EXERCISE DIRECTIONS: Show only lines that include "Delivery".

DATA RECORDS:
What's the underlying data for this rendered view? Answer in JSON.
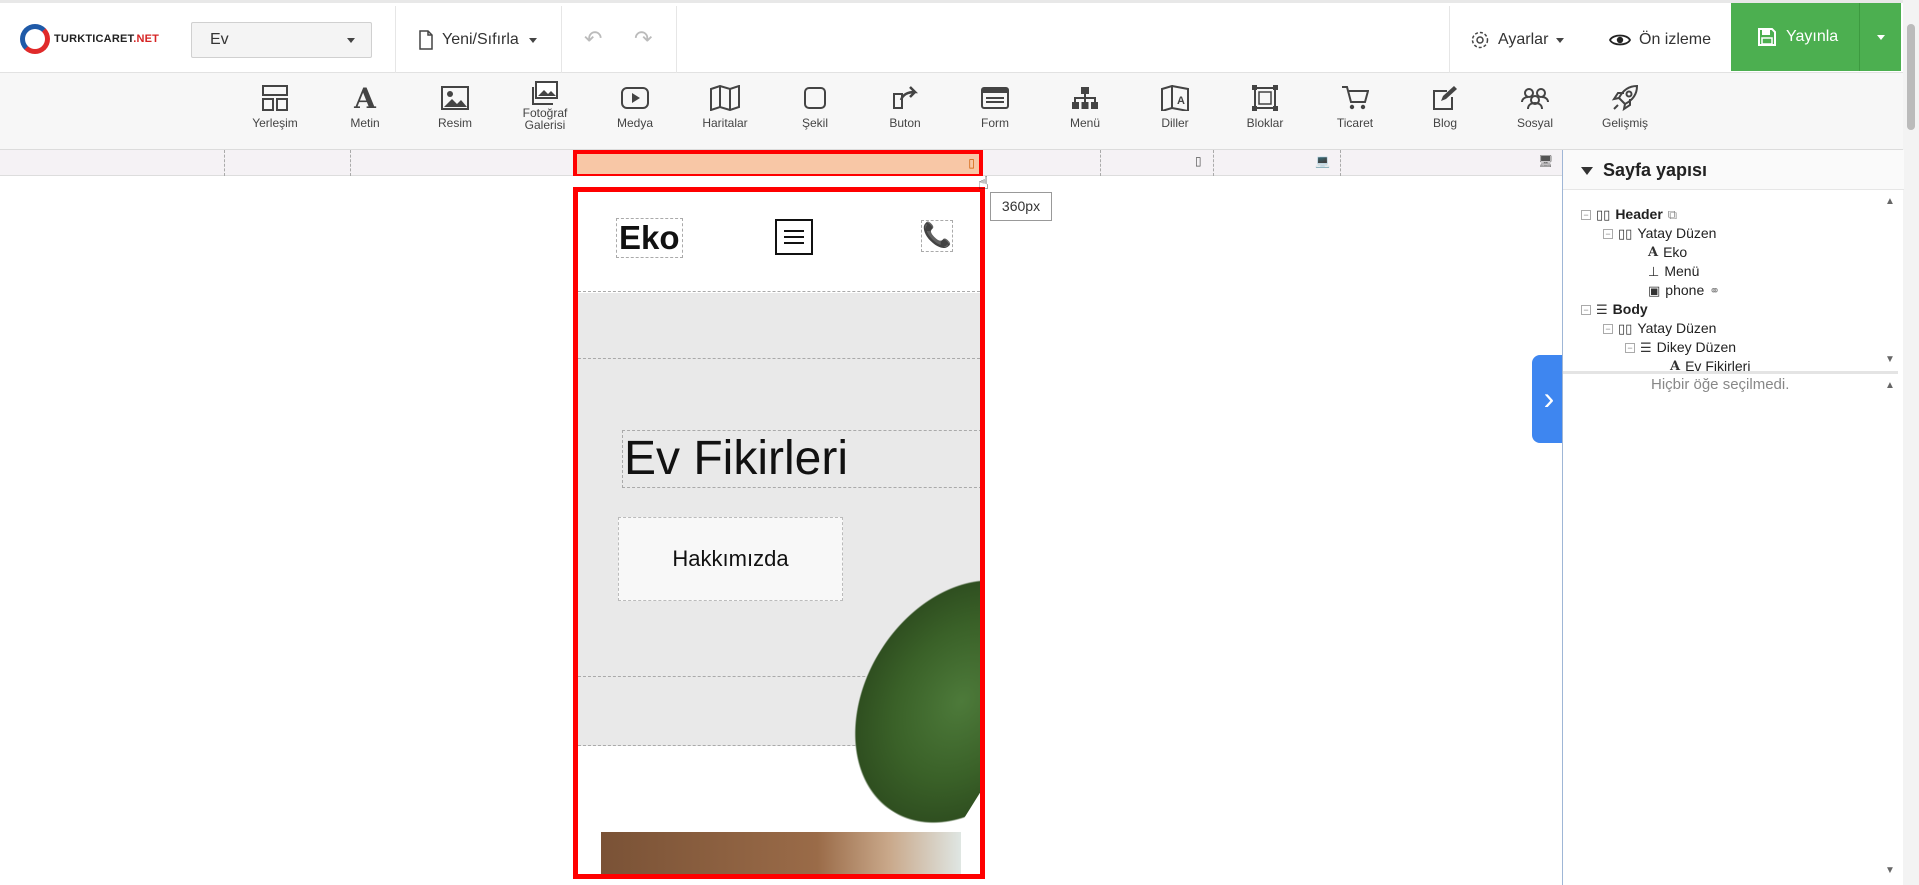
{
  "app": {
    "logo_text": "TURKTICARET",
    "logo_suffix": ".NET",
    "page_select": "Ev",
    "new_reset": "Yeni/Sıfırla",
    "settings": "Ayarlar",
    "preview": "Ön izleme",
    "publish": "Yayınla"
  },
  "toolbar": {
    "items": [
      {
        "label": "Yerleşim",
        "icon": "layout-icon"
      },
      {
        "label": "Metin",
        "icon": "text-icon"
      },
      {
        "label": "Resim",
        "icon": "image-icon"
      },
      {
        "label": "Fotoğraf Galerisi",
        "icon": "gallery-icon"
      },
      {
        "label": "Medya",
        "icon": "media-icon"
      },
      {
        "label": "Haritalar",
        "icon": "map-icon"
      },
      {
        "label": "Şekil",
        "icon": "shape-icon"
      },
      {
        "label": "Buton",
        "icon": "button-icon"
      },
      {
        "label": "Form",
        "icon": "form-icon"
      },
      {
        "label": "Menü",
        "icon": "menu-icon"
      },
      {
        "label": "Diller",
        "icon": "languages-icon"
      },
      {
        "label": "Bloklar",
        "icon": "blocks-icon"
      },
      {
        "label": "Ticaret",
        "icon": "cart-icon"
      },
      {
        "label": "Blog",
        "icon": "blog-icon"
      },
      {
        "label": "Sosyal",
        "icon": "social-icon"
      },
      {
        "label": "Gelişmiş",
        "icon": "rocket-icon"
      }
    ]
  },
  "canvas": {
    "width_tooltip": "360px",
    "site_logo": "Eko",
    "hero_title": "Ev Fikirleri",
    "hero_button": "Hakkımızda"
  },
  "panel": {
    "title": "Sayfa yapısı",
    "tree": [
      {
        "label": "Header",
        "bold": true
      },
      {
        "label": "Yatay Düzen"
      },
      {
        "label": "Eko"
      },
      {
        "label": "Menü"
      },
      {
        "label": "phone"
      },
      {
        "label": "Body",
        "bold": true
      },
      {
        "label": "Yatay Düzen"
      },
      {
        "label": "Dikey Düzen"
      },
      {
        "label": "Ev Fikirleri"
      }
    ],
    "empty_selection": "Hiçbir öğe seçilmedi."
  },
  "colors": {
    "publish": "#4caf50",
    "accent": "#3e86f0",
    "selection": "#ff0000"
  }
}
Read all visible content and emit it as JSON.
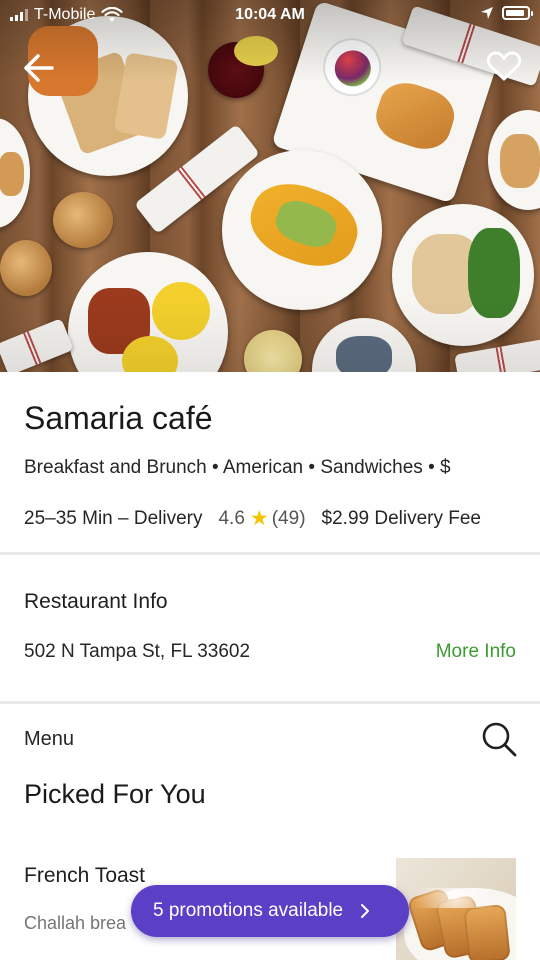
{
  "status_bar": {
    "carrier": "T-Mobile",
    "time": "10:04 AM",
    "icons": [
      "signal-icon",
      "wifi-icon",
      "location-arrow-icon",
      "battery-icon"
    ]
  },
  "header": {
    "back_icon": "back-arrow-icon",
    "favorite_icon": "heart-outline-icon"
  },
  "restaurant": {
    "name": "Samaria café",
    "cuisines": "Breakfast and Brunch • American • Sandwiches • $",
    "delivery_time": "25–35 Min – Delivery",
    "rating": "4.6",
    "rating_count": "(49)",
    "delivery_fee": "$2.99 Delivery Fee"
  },
  "info_section": {
    "title": "Restaurant Info",
    "address": "502 N Tampa St, FL 33602",
    "more_info_label": "More Info"
  },
  "menu": {
    "label": "Menu",
    "section_title": "Picked For You",
    "items": [
      {
        "name": "French Toast",
        "description": "Challah brea"
      }
    ]
  },
  "promo": {
    "label": "5 promotions available"
  },
  "colors": {
    "accent_green": "#3d9b2f",
    "promo_purple": "#5b3fc6",
    "star_yellow": "#f5c400"
  }
}
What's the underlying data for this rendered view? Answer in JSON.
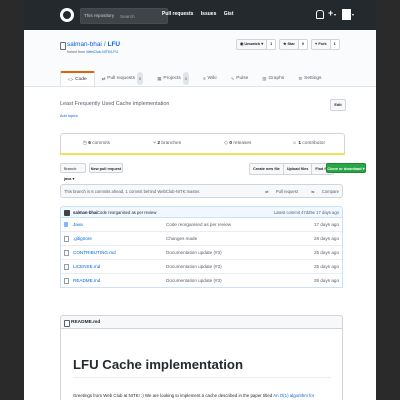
{
  "header": {
    "search_scope": "This repository",
    "search_placeholder": "Search",
    "nav": [
      "Pull requests",
      "Issues",
      "Gist"
    ],
    "plus": "+"
  },
  "repo": {
    "owner": "salman-bhai",
    "name": "LFU",
    "forked_prefix": "forked from",
    "forked_from": "WebClub-NITK/LFU",
    "unwatch_label": "Unwatch",
    "unwatch_count": "1",
    "star_label": "Star",
    "star_count": "0",
    "fork_label": "Fork",
    "fork_count": "1"
  },
  "tabs": [
    {
      "label": "Code",
      "icon": "code-icon"
    },
    {
      "label": "Pull requests",
      "count": "0",
      "icon": "pr-icon"
    },
    {
      "label": "Projects",
      "count": "0",
      "icon": "project-icon"
    },
    {
      "label": "Wiki",
      "icon": "wiki-icon"
    },
    {
      "label": "Pulse",
      "icon": "pulse-icon"
    },
    {
      "label": "Graphs",
      "icon": "graph-icon"
    },
    {
      "label": "Settings",
      "icon": "gear-icon"
    }
  ],
  "description": "Least Frequently Used Cache implementation",
  "add_topics": "Add topics",
  "edit_label": "Edit",
  "summary": {
    "commits_count": "6",
    "commits_label": "commits",
    "branches_count": "2",
    "branches_label": "branches",
    "releases_count": "0",
    "releases_label": "releases",
    "contributors_count": "1",
    "contributors_label": "contributor"
  },
  "language_color": "#f1e05a",
  "branch": {
    "prefix": "Branch:",
    "name": "java"
  },
  "new_pr_label": "New pull request",
  "file_buttons": [
    "Create new file",
    "Upload files",
    "Find file"
  ],
  "clone_label": "Clone or download",
  "ahead_text": "This branch is 6 commits ahead, 1 commit behind WebClub-NITK:master.",
  "ahead_links": {
    "pr": "Pull request",
    "compare": "Compare"
  },
  "commit": {
    "author": "salman-bhai",
    "message": "Code reorganised as per review",
    "latest": "Latest commit 47d25e 17 days ago"
  },
  "files": [
    {
      "name": "Java",
      "type": "dir",
      "msg": "Code reorganised as per review",
      "age": "17 days ago"
    },
    {
      "name": ".gitignore",
      "type": "file",
      "msg": "Changes made",
      "age": "26 days ago"
    },
    {
      "name": "CONTRIBUTING.md",
      "type": "file",
      "msg": "Documentation update (#3)",
      "age": "25 days ago"
    },
    {
      "name": "LICENSE.md",
      "type": "file",
      "msg": "Documentation update (#3)",
      "age": "25 days ago"
    },
    {
      "name": "README.md",
      "type": "file",
      "msg": "Documentation update (#3)",
      "age": "25 days ago"
    }
  ],
  "readme": {
    "filename": "README.md",
    "title": "LFU Cache implementation",
    "text": "Greetings from Web Club at NITK! :) We are looking to implement a cache described in the paper titled",
    "text_link": "An O(1) algorithm for"
  }
}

CORRECT RESPONSE:
    "delivery_time": "25–35 Min – Delivery",
    "delivery_fee": "$2.99 Delivery Fee"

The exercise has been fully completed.